Materials provided =
[start]
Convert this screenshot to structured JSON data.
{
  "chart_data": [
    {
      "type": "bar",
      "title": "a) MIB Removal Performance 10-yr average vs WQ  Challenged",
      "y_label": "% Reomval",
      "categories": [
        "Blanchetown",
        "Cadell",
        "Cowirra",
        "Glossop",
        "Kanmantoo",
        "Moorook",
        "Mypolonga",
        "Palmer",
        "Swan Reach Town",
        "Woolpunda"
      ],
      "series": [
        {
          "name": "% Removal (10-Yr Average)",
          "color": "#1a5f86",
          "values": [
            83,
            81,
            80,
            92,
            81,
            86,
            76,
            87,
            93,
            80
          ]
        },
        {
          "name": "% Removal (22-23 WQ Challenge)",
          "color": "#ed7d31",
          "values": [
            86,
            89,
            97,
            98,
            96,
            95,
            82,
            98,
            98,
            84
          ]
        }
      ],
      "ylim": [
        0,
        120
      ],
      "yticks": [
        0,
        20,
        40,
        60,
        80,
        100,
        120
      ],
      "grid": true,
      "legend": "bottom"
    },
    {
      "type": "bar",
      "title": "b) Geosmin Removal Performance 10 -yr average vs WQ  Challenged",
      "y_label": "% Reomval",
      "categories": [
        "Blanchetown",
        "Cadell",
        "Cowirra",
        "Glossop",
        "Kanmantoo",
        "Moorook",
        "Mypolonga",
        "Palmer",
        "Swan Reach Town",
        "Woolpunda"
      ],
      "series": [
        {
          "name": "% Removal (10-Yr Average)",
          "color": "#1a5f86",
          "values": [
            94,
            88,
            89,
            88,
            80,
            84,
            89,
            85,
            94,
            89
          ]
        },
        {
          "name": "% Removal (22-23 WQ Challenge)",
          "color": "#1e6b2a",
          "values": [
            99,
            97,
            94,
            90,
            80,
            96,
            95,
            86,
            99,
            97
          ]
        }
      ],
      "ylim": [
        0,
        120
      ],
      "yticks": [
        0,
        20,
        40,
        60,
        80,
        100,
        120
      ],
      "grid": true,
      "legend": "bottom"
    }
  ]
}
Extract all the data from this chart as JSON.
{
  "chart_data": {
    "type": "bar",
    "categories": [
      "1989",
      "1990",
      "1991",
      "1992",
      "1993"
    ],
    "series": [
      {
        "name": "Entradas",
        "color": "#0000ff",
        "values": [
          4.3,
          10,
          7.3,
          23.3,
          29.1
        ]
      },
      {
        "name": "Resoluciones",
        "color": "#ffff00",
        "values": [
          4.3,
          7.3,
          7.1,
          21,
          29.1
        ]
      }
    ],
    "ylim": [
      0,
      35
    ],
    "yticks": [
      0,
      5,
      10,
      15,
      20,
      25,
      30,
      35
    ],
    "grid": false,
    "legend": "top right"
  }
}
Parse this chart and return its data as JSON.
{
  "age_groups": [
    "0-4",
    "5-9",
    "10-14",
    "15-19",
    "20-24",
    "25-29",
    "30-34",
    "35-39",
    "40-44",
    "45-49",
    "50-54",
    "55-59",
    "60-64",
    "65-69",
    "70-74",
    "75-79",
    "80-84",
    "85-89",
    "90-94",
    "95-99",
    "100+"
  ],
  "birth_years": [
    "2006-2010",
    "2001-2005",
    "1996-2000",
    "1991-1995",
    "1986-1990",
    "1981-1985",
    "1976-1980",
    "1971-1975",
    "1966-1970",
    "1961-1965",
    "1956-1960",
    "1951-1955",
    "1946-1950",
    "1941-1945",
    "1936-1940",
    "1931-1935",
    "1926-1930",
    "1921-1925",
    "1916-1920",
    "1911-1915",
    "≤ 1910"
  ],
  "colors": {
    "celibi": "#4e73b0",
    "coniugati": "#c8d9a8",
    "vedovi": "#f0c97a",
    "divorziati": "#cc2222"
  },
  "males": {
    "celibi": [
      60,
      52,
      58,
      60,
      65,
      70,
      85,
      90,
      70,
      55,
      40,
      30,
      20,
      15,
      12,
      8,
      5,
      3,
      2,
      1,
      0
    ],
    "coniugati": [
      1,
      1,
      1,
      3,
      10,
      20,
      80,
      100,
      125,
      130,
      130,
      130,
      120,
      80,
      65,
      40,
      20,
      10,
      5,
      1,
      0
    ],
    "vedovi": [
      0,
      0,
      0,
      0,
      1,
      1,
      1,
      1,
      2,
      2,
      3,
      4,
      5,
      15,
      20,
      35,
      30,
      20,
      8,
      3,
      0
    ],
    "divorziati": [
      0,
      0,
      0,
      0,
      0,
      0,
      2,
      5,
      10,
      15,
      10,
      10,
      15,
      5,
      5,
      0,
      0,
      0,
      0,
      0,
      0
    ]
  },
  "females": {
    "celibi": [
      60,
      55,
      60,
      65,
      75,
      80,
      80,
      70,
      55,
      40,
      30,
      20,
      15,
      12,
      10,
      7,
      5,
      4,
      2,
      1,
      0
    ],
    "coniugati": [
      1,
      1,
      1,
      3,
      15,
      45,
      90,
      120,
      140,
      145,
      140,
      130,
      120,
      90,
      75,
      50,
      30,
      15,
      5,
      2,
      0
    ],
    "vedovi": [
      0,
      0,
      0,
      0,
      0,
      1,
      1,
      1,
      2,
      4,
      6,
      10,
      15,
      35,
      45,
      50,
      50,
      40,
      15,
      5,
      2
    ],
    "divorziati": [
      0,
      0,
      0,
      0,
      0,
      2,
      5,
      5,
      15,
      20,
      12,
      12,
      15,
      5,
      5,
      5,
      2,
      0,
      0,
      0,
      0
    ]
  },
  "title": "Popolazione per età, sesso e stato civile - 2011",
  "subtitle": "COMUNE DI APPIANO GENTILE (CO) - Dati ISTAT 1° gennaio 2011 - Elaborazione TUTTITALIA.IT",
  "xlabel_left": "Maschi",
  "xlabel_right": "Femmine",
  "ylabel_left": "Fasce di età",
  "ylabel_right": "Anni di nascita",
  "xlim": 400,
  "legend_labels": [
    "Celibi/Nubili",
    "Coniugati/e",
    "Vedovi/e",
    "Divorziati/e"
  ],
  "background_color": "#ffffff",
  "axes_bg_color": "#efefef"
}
[end]
Exercise details = Reproduce each entry above exactly, keeping every word.

Exercise answer =
Convert this screenshot to structured JSON data.
{
  "chart_data": [
    {
      "type": "bar",
      "title": "a) MIB Removal Performance 10-yr average vs WQ  Challenged",
      "y_label": "% Reomval",
      "categories": [
        "Blanchetown",
        "Cadell",
        "Cowirra",
        "Glossop",
        "Kanmantoo",
        "Moorook",
        "Mypolonga",
        "Palmer",
        "Swan Reach Town",
        "Woolpunda"
      ],
      "series": [
        {
          "name": "% Removal (10-Yr Average)",
          "color": "#1a5f86",
          "values": [
            83,
            81,
            80,
            92,
            81,
            86,
            76,
            87,
            93,
            80
          ]
        },
        {
          "name": "% Removal (22-23 WQ Challenge)",
          "color": "#ed7d31",
          "values": [
            86,
            89,
            97,
            98,
            96,
            95,
            82,
            98,
            98,
            84
          ]
        }
      ],
      "ylim": [
        0,
        120
      ],
      "yticks": [
        0,
        20,
        40,
        60,
        80,
        100,
        120
      ],
      "grid": true,
      "legend": "bottom"
    },
    {
      "type": "bar",
      "title": "b) Geosmin Removal Performance 10 -yr average vs WQ  Challenged",
      "y_label": "% Reomval",
      "categories": [
        "Blanchetown",
        "Cadell",
        "Cowirra",
        "Glossop",
        "Kanmantoo",
        "Moorook",
        "Mypolonga",
        "Palmer",
        "Swan Reach Town",
        "Woolpunda"
      ],
      "series": [
        {
          "name": "% Removal (10-Yr Average)",
          "color": "#1a5f86",
          "values": [
            94,
            88,
            89,
            88,
            80,
            84,
            89,
            85,
            94,
            89
          ]
        },
        {
          "name": "% Removal (22-23 WQ Challenge)",
          "color": "#1e6b2a",
          "values": [
            99,
            97,
            94,
            90,
            80,
            96,
            95,
            86,
            99,
            97
          ]
        }
      ],
      "ylim": [
        0,
        120
      ],
      "yticks": [
        0,
        20,
        40,
        60,
        80,
        100,
        120
      ],
      "grid": true,
      "legend": "bottom"
    }
  ]
}
Extract all the data from this chart as JSON.
{
  "chart_data": {
    "type": "bar",
    "categories": [
      "1989",
      "1990",
      "1991",
      "1992",
      "1993"
    ],
    "series": [
      {
        "name": "Entradas",
        "color": "#0000ff",
        "values": [
          4.3,
          10,
          7.3,
          23.3,
          29.1
        ]
      },
      {
        "name": "Resoluciones",
        "color": "#ffff00",
        "values": [
          4.3,
          7.3,
          7.1,
          21,
          29.1
        ]
      }
    ],
    "ylim": [
      0,
      35
    ],
    "yticks": [
      0,
      5,
      10,
      15,
      20,
      25,
      30,
      35
    ],
    "grid": false,
    "legend": "top right"
  }
}
Parse this chart and return its data as JSON.
{
  "age_groups": [
    "0-4",
    "5-9",
    "10-14",
    "15-19",
    "20-24",
    "25-29",
    "30-34",
    "35-39",
    "40-44",
    "45-49",
    "50-54",
    "55-59",
    "60-64",
    "65-69",
    "70-74",
    "75-79",
    "80-84",
    "85-89",
    "90-94",
    "95-99",
    "100+"
  ],
  "birth_years": [
    "2006-2010",
    "2001-2005",
    "1996-2000",
    "1991-1995",
    "1986-1990",
    "1981-1985",
    "1976-1980",
    "1971-1975",
    "1966-1970",
    "1961-1965",
    "1956-1960",
    "1951-1955",
    "1946-1950",
    "1941-1945",
    "1936-1940",
    "1931-1935",
    "1926-1930",
    "1921-1925",
    "1916-1920",
    "1911-1915",
    "≤ 1910"
  ],
  "colors": {
    "celibi": "#4e73b0",
    "coniugati": "#c8d9a8",
    "vedovi": "#f0c97a",
    "divorziati": "#cc2222"
  },
  "males": {
    "celibi": [
      60,
      52,
      58,
      60,
      65,
      70,
      85,
      90,
      70,
      55,
      40,
      30,
      20,
      15,
      12,
      8,
      5,
      3,
      2,
      1,
      0
    ],
    "coniugati": [
      1,
      1,
      1,
      3,
      10,
      20,
      80,
      100,
      125,
      130,
      130,
      130,
      120,
      80,
      65,
      40,
      20,
      10,
      5,
      1,
      0
    ],
    "vedovi": [
      0,
      0,
      0,
      0,
      1,
      1,
      1,
      1,
      2,
      2,
      3,
      4,
      5,
      15,
      20,
      35,
      30,
      20,
      8,
      3,
      0
    ],
    "divorziati": [
      0,
      0,
      0,
      0,
      0,
      0,
      2,
      5,
      10,
      15,
      10,
      10,
      15,
      5,
      5,
      0,
      0,
      0,
      0,
      0,
      0
    ]
  },
  "females": {
    "celibi": [
      60,
      55,
      60,
      65,
      75,
      80,
      80,
      70,
      55,
      40,
      30,
      20,
      15,
      12,
      10,
      7,
      5,
      4,
      2,
      1,
      0
    ],
    "coniugati": [
      1,
      1,
      1,
      3,
      15,
      45,
      90,
      120,
      140,
      145,
      140,
      130,
      120,
      90,
      75,
      50,
      30,
      15,
      5,
      2,
      0
    ],
    "vedovi": [
      0,
      0,
      0,
      0,
      0,
      1,
      1,
      1,
      2,
      4,
      6,
      10,
      15,
      35,
      45,
      50,
      50,
      40,
      15,
      5,
      2
    ],
    "divorziati": [
      0,
      0,
      0,
      0,
      0,
      2,
      5,
      5,
      15,
      20,
      12,
      12,
      15,
      5,
      5,
      5,
      2,
      0,
      0,
      0,
      0
    ]
  },
  "title": "Popolazione per età, sesso e stato civile - 2011",
  "subtitle": "COMUNE DI APPIANO GENTILE (CO) - Dati ISTAT 1° gennaio 2011 - Elaborazione TUTTITALIA.IT",
  "xlabel_left": "Maschi",
  "xlabel_right": "Femmine",
  "ylabel_left": "Fasce di età",
  "ylabel_right": "Anni di nascita",
  "xlim": 400,
  "legend_labels": [
    "Celibi/Nubili",
    "Coniugati/e",
    "Vedovi/e",
    "Divorziati/e"
  ],
  "background_color": "#ffffff",
  "axes_bg_color": "#efefef"
}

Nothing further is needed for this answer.